### To do
Your task is to repeat all of the data exactly while excluding the pictures.

-- begin Given data --

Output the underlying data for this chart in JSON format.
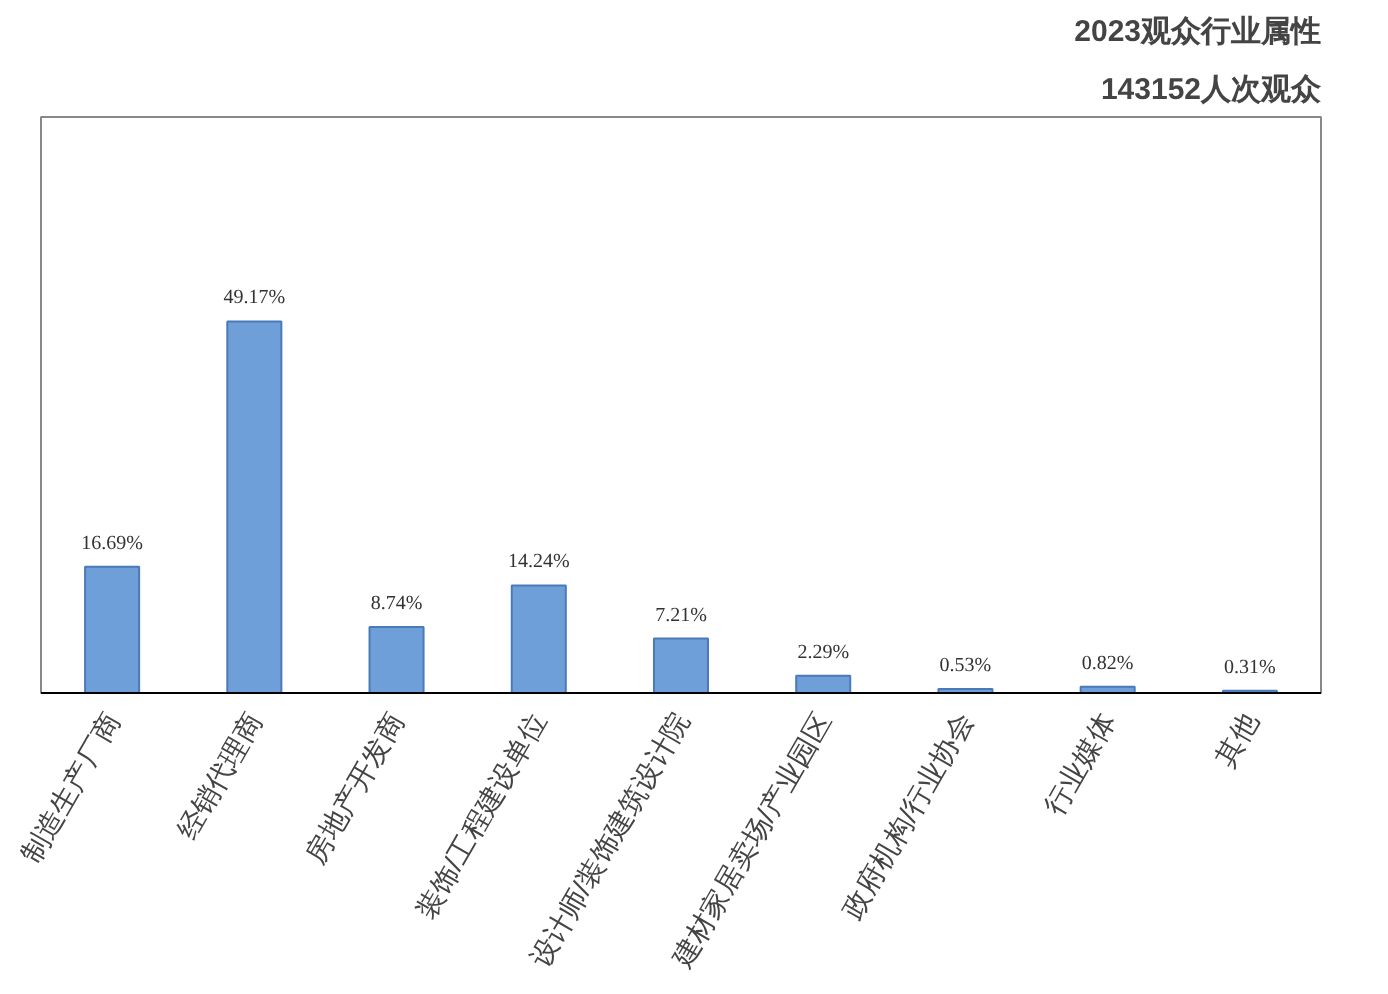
{
  "chart_data": {
    "type": "bar",
    "title": "2023观众行业属性",
    "subtitle": "143152人次观众",
    "categories": [
      "制造生产厂商",
      "经销代理商",
      "房地产开发商",
      "装饰/工程建设单位",
      "设计师/装饰建筑设计院",
      "建材家居卖场/产业园区",
      "政府机构/行业协会",
      "行业媒体",
      "其他"
    ],
    "values": [
      16.69,
      49.17,
      8.74,
      14.24,
      7.21,
      2.29,
      0.53,
      0.82,
      0.31
    ],
    "value_labels": [
      "16.69%",
      "49.17%",
      "8.74%",
      "14.24%",
      "7.21%",
      "2.29%",
      "0.53%",
      "0.82%",
      "0.31%"
    ],
    "color": "#6f9fd8",
    "grid": false
  }
}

-- end Given data --

### Complete output
Output the underlying data for this chart in JSON format.
{
  "chart_data": {
    "type": "bar",
    "title": "2023观众行业属性",
    "subtitle": "143152人次观众",
    "categories": [
      "制造生产厂商",
      "经销代理商",
      "房地产开发商",
      "装饰/工程建设单位",
      "设计师/装饰建筑设计院",
      "建材家居卖场/产业园区",
      "政府机构/行业协会",
      "行业媒体",
      "其他"
    ],
    "values": [
      16.69,
      49.17,
      8.74,
      14.24,
      7.21,
      2.29,
      0.53,
      0.82,
      0.31
    ],
    "value_labels": [
      "16.69%",
      "49.17%",
      "8.74%",
      "14.24%",
      "7.21%",
      "2.29%",
      "0.53%",
      "0.82%",
      "0.31%"
    ],
    "color": "#6f9fd8",
    "grid": false
  }
}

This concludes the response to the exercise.